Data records
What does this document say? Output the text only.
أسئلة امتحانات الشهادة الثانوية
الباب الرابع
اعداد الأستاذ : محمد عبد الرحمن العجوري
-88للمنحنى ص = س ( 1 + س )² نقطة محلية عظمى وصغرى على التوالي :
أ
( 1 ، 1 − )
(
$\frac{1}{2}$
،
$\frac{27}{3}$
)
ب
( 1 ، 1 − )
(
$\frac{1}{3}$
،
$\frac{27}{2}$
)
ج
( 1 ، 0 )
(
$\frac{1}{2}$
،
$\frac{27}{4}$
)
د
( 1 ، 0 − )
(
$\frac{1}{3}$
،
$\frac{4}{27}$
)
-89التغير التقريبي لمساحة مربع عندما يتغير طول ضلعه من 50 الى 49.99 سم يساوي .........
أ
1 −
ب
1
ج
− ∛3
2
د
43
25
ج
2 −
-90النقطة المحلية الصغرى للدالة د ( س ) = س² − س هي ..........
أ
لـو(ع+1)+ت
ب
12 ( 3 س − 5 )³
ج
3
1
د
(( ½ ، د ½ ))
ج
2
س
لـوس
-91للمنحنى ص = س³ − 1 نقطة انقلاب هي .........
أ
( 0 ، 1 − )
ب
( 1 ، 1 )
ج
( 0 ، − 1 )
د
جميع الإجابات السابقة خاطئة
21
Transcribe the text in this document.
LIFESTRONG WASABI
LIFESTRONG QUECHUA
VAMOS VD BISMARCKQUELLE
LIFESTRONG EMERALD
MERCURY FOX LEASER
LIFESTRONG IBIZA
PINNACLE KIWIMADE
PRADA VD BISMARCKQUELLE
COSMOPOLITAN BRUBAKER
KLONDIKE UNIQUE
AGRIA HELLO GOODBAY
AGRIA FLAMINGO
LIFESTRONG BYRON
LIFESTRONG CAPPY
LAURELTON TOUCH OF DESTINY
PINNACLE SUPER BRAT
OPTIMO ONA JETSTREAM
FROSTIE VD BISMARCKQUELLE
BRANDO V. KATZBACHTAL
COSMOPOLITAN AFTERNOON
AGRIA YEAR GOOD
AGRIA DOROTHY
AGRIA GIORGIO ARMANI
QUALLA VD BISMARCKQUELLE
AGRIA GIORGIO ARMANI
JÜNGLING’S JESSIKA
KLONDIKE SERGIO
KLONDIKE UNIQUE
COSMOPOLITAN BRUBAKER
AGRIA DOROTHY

**Requirement**:
Give the lines exactly as they stand, from the line with "Transcribe the text in this document." through the end of the material.

**Task result**:
Transcribe the text in this document.
LIFESTRONG WASABI
LIFESTRONG QUECHUA
VAMOS VD BISMARCKQUELLE
LIFESTRONG EMERALD
MERCURY FOX LEASER
LIFESTRONG IBIZA
PINNACLE KIWIMADE
PRADA VD BISMARCKQUELLE
COSMOPOLITAN BRUBAKER
KLONDIKE UNIQUE
AGRIA HELLO GOODBAY
AGRIA FLAMINGO
LIFESTRONG BYRON
LIFESTRONG CAPPY
LAURELTON TOUCH OF DESTINY
PINNACLE SUPER BRAT
OPTIMO ONA JETSTREAM
FROSTIE VD BISMARCKQUELLE
BRANDO V. KATZBACHTAL
COSMOPOLITAN AFTERNOON
AGRIA YEAR GOOD
AGRIA DOROTHY
AGRIA GIORGIO ARMANI
QUALLA VD BISMARCKQUELLE
AGRIA GIORGIO ARMANI
JÜNGLING’S JESSIKA
KLONDIKE SERGIO
KLONDIKE UNIQUE
COSMOPOLITAN BRUBAKER
AGRIA DOROTHY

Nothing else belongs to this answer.